* [STORED DATA]
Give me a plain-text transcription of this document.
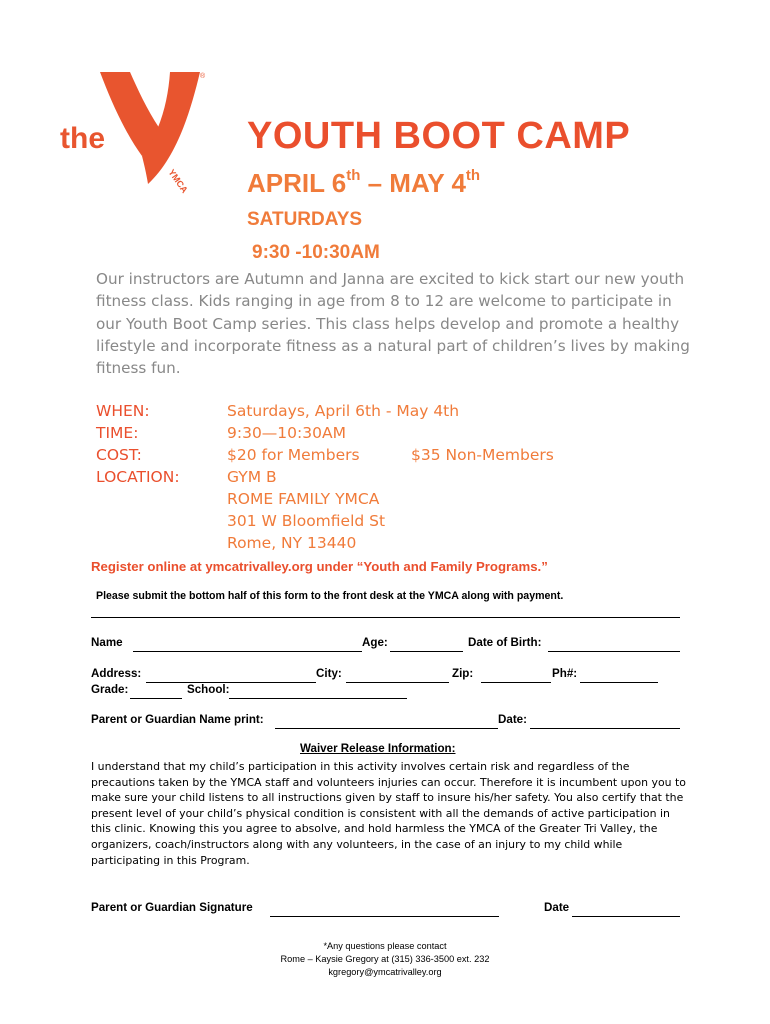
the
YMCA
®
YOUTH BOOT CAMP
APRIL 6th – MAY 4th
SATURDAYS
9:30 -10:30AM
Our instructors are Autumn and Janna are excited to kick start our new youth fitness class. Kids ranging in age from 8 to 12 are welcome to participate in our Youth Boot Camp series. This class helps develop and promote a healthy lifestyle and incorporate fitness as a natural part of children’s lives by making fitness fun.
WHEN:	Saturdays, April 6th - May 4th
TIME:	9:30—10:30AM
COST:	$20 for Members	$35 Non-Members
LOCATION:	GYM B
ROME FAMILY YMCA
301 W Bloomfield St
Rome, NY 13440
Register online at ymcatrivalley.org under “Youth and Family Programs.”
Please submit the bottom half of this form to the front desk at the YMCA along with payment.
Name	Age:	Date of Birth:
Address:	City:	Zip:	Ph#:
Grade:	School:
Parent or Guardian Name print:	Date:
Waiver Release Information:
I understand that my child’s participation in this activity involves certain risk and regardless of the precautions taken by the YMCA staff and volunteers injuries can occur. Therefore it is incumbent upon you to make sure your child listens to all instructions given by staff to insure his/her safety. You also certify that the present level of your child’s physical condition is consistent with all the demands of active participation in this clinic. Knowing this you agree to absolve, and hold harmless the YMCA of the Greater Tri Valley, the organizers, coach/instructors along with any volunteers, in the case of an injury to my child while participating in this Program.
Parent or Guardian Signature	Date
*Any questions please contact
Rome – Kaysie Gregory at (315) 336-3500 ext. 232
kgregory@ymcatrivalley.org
...
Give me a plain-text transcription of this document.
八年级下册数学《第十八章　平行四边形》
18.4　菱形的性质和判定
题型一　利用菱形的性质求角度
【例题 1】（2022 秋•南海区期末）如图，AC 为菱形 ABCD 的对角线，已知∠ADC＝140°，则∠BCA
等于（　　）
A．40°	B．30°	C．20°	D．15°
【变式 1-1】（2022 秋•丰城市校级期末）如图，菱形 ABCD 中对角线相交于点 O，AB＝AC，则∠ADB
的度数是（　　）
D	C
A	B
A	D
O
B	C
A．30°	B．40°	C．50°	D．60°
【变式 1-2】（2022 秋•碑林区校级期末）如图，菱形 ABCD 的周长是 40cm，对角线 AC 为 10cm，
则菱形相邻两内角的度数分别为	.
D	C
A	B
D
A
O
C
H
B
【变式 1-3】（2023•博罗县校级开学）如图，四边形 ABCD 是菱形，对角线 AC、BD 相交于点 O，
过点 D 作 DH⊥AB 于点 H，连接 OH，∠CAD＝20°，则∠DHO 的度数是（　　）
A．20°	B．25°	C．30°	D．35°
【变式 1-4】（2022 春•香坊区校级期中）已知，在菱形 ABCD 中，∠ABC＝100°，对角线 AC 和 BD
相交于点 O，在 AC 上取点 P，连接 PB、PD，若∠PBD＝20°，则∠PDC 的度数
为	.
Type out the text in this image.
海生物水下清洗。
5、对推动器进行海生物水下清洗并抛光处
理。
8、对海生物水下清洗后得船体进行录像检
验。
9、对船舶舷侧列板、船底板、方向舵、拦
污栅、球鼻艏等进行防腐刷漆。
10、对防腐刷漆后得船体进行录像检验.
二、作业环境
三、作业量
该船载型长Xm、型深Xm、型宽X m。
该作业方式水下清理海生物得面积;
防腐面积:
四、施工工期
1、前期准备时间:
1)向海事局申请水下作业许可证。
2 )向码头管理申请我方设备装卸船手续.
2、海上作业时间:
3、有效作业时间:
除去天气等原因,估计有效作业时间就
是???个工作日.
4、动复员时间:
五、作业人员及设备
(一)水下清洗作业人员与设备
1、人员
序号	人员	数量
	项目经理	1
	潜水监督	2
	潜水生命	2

* [EXERCISE]
What is the number of lines in the listing that include the word "Name"? Give that number and nothing else.

* [EXPECTED ANSWER]
2